-- Begin DATA FOR THIS EXERCISE --

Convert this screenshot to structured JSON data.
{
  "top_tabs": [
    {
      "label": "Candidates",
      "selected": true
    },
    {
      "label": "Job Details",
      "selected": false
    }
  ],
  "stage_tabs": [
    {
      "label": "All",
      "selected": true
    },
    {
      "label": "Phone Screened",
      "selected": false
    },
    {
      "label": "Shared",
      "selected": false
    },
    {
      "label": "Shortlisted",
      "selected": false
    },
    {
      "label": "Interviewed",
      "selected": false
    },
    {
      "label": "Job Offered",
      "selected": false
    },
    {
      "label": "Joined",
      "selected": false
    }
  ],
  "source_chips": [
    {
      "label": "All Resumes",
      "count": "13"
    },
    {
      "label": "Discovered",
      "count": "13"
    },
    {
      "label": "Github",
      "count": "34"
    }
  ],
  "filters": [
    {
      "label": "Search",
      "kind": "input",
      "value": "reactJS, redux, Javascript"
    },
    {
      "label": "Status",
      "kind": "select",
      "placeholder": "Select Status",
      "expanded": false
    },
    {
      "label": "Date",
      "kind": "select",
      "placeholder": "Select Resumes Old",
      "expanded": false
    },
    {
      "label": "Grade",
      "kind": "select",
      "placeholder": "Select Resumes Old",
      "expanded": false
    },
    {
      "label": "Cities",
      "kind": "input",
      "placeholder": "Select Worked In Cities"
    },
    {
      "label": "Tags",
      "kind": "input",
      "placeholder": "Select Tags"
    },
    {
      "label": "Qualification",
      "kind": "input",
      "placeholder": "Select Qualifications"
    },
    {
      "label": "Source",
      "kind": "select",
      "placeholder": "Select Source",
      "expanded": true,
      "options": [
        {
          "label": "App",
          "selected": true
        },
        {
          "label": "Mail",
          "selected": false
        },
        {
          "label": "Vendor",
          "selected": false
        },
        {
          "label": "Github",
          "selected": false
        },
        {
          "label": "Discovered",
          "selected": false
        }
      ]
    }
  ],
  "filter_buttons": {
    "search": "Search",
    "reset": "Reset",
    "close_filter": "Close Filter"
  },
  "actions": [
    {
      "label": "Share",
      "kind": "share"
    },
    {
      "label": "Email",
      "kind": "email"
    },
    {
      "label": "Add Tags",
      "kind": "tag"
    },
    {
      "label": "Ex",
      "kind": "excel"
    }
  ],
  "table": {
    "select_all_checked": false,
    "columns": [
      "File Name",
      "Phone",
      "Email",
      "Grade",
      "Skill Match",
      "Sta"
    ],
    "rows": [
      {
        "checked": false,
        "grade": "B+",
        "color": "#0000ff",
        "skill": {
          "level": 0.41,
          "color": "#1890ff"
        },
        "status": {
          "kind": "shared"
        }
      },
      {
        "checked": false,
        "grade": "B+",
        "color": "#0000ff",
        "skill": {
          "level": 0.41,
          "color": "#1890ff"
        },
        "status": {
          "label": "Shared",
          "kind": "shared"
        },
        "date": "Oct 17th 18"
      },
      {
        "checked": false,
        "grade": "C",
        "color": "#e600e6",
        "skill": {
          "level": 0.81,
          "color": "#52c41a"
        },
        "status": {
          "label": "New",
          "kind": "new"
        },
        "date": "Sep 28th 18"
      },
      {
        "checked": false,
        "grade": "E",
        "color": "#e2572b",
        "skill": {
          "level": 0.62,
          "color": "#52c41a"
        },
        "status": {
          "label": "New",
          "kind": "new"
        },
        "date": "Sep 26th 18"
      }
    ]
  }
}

-- End DATA FOR THIS EXERCISE --

> **TASK DIRECTIONS**: Output the data above exactly, please, line for line.

> **WRITTEN ANSWER**:
Convert this screenshot to structured JSON data.
{
  "top_tabs": [
    {
      "label": "Candidates",
      "selected": true
    },
    {
      "label": "Job Details",
      "selected": false
    }
  ],
  "stage_tabs": [
    {
      "label": "All",
      "selected": true
    },
    {
      "label": "Phone Screened",
      "selected": false
    },
    {
      "label": "Shared",
      "selected": false
    },
    {
      "label": "Shortlisted",
      "selected": false
    },
    {
      "label": "Interviewed",
      "selected": false
    },
    {
      "label": "Job Offered",
      "selected": false
    },
    {
      "label": "Joined",
      "selected": false
    }
  ],
  "source_chips": [
    {
      "label": "All Resumes",
      "count": "13"
    },
    {
      "label": "Discovered",
      "count": "13"
    },
    {
      "label": "Github",
      "count": "34"
    }
  ],
  "filters": [
    {
      "label": "Search",
      "kind": "input",
      "value": "reactJS, redux, Javascript"
    },
    {
      "label": "Status",
      "kind": "select",
      "placeholder": "Select Status",
      "expanded": false
    },
    {
      "label": "Date",
      "kind": "select",
      "placeholder": "Select Resumes Old",
      "expanded": false
    },
    {
      "label": "Grade",
      "kind": "select",
      "placeholder": "Select Resumes Old",
      "expanded": false
    },
    {
      "label": "Cities",
      "kind": "input",
      "placeholder": "Select Worked In Cities"
    },
    {
      "label": "Tags",
      "kind": "input",
      "placeholder": "Select Tags"
    },
    {
      "label": "Qualification",
      "kind": "input",
      "placeholder": "Select Qualifications"
    },
    {
      "label": "Source",
      "kind": "select",
      "placeholder": "Select Source",
      "expanded": true,
      "options": [
        {
          "label": "App",
          "selected": true
        },
        {
          "label": "Mail",
          "selected": false
        },
        {
          "label": "Vendor",
          "selected": false
        },
        {
          "label": "Github",
          "selected": false
        },
        {
          "label": "Discovered",
          "selected": false
        }
      ]
    }
  ],
  "filter_buttons": {
    "search": "Search",
    "reset": "Reset",
    "close_filter": "Close Filter"
  },
  "actions": [
    {
      "label": "Share",
      "kind": "share"
    },
    {
      "label": "Email",
      "kind": "email"
    },
    {
      "label": "Add Tags",
      "kind": "tag"
    },
    {
      "label": "Ex",
      "kind": "excel"
    }
  ],
  "table": {
    "select_all_checked": false,
    "columns": [
      "File Name",
      "Phone",
      "Email",
      "Grade",
      "Skill Match",
      "Sta"
    ],
    "rows": [
      {
        "checked": false,
        "grade": "B+",
        "color": "#0000ff",
        "skill": {
          "level": 0.41,
          "color": "#1890ff"
        },
        "status": {
          "kind": "shared"
        }
      },
      {
        "checked": false,
        "grade": "B+",
        "color": "#0000ff",
        "skill": {
          "level": 0.41,
          "color": "#1890ff"
        },
        "status": {
          "label": "Shared",
          "kind": "shared"
        },
        "date": "Oct 17th 18"
      },
      {
        "checked": false,
        "grade": "C",
        "color": "#e600e6",
        "skill": {
          "level": 0.81,
          "color": "#52c41a"
        },
        "status": {
          "label": "New",
          "kind": "new"
        },
        "date": "Sep 28th 18"
      },
      {
        "checked": false,
        "grade": "E",
        "color": "#e2572b",
        "skill": {
          "level": 0.62,
          "color": "#52c41a"
        },
        "status": {
          "label": "New",
          "kind": "new"
        },
        "date": "Sep 26th 18"
      }
    ]
  }
}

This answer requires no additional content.